# Start of DATA FOR PROCESSING
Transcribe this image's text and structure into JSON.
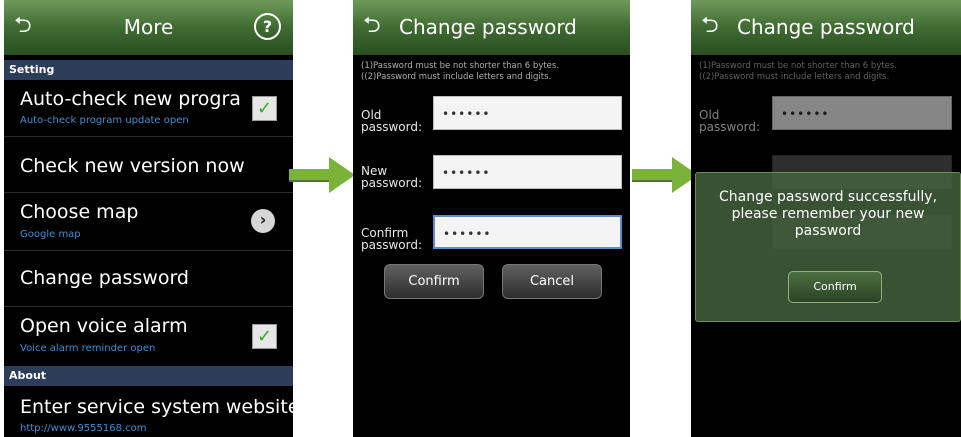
{
  "screens": {
    "more": {
      "title": "More",
      "help_glyph": "?",
      "back_glyph": "⮌",
      "setting_header": "Setting",
      "about_header": "About",
      "items": [
        {
          "label": "Auto-check new program",
          "sub": "Auto-check program update open",
          "control": "checkbox",
          "checked": true
        },
        {
          "label": "Check new version now"
        },
        {
          "label": "Choose map",
          "sub": "Google map",
          "control": "chevron"
        },
        {
          "label": "Change password"
        },
        {
          "label": "Open voice alarm",
          "sub": "Voice alarm reminder open",
          "control": "checkbox",
          "checked": true
        }
      ],
      "about_item": {
        "label": "Enter service system website",
        "sub": "http://www.9555168.com"
      },
      "check_glyph": "✓",
      "chevron_glyph": "›"
    },
    "change_password": {
      "title": "Change password",
      "back_glyph": "⮌",
      "hint_line1": "(1)Password must be not shorter than 6 bytes.",
      "hint_line2": "((2)Password must include letters and digits.",
      "fields": [
        {
          "label_line1": "Old",
          "label_line2": "password:",
          "value": "••••••"
        },
        {
          "label_line1": "New",
          "label_line2": "password:",
          "value": "••••••"
        },
        {
          "label_line1": "Confirm",
          "label_line2": "password:",
          "value": "••••••"
        }
      ],
      "confirm_label": "Confirm",
      "cancel_label": "Cancel"
    },
    "success": {
      "title": "Change password",
      "back_glyph": "⮌",
      "hint_line1": "(1)Password must be not shorter than 6 bytes.",
      "hint_line2": "((2)Password must include letters and digits.",
      "old_label_line1": "Old",
      "old_label_line2": "password:",
      "old_value": "••••••",
      "dialog_line1": "Change password successfully,",
      "dialog_line2": "please remember your new",
      "dialog_line3": "password",
      "dialog_button": "Confirm"
    }
  },
  "colors": {
    "titlebar": "#3f6b32",
    "section_header": "#2b3d59",
    "subtext": "#3d8fd9",
    "arrow": "#7bb23a"
  }
}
# End of DATA FOR PROCESSING
EXERCISE OBJECTIVE: Copy out the listing exactly as it stands, but not the pictures.

COMPLETE OUTPUT:
Transcribe this image's text and structure into JSON.
{
  "screens": {
    "more": {
      "title": "More",
      "help_glyph": "?",
      "back_glyph": "⮌",
      "setting_header": "Setting",
      "about_header": "About",
      "items": [
        {
          "label": "Auto-check new program",
          "sub": "Auto-check program update open",
          "control": "checkbox",
          "checked": true
        },
        {
          "label": "Check new version now"
        },
        {
          "label": "Choose map",
          "sub": "Google map",
          "control": "chevron"
        },
        {
          "label": "Change password"
        },
        {
          "label": "Open voice alarm",
          "sub": "Voice alarm reminder open",
          "control": "checkbox",
          "checked": true
        }
      ],
      "about_item": {
        "label": "Enter service system website",
        "sub": "http://www.9555168.com"
      },
      "check_glyph": "✓",
      "chevron_glyph": "›"
    },
    "change_password": {
      "title": "Change password",
      "back_glyph": "⮌",
      "hint_line1": "(1)Password must be not shorter than 6 bytes.",
      "hint_line2": "((2)Password must include letters and digits.",
      "fields": [
        {
          "label_line1": "Old",
          "label_line2": "password:",
          "value": "••••••"
        },
        {
          "label_line1": "New",
          "label_line2": "password:",
          "value": "••••••"
        },
        {
          "label_line1": "Confirm",
          "label_line2": "password:",
          "value": "••••••"
        }
      ],
      "confirm_label": "Confirm",
      "cancel_label": "Cancel"
    },
    "success": {
      "title": "Change password",
      "back_glyph": "⮌",
      "hint_line1": "(1)Password must be not shorter than 6 bytes.",
      "hint_line2": "((2)Password must include letters and digits.",
      "old_label_line1": "Old",
      "old_label_line2": "password:",
      "old_value": "••••••",
      "dialog_line1": "Change password successfully,",
      "dialog_line2": "please remember your new",
      "dialog_line3": "password",
      "dialog_button": "Confirm"
    }
  },
  "colors": {
    "titlebar": "#3f6b32",
    "section_header": "#2b3d59",
    "subtext": "#3d8fd9",
    "arrow": "#7bb23a"
  }
}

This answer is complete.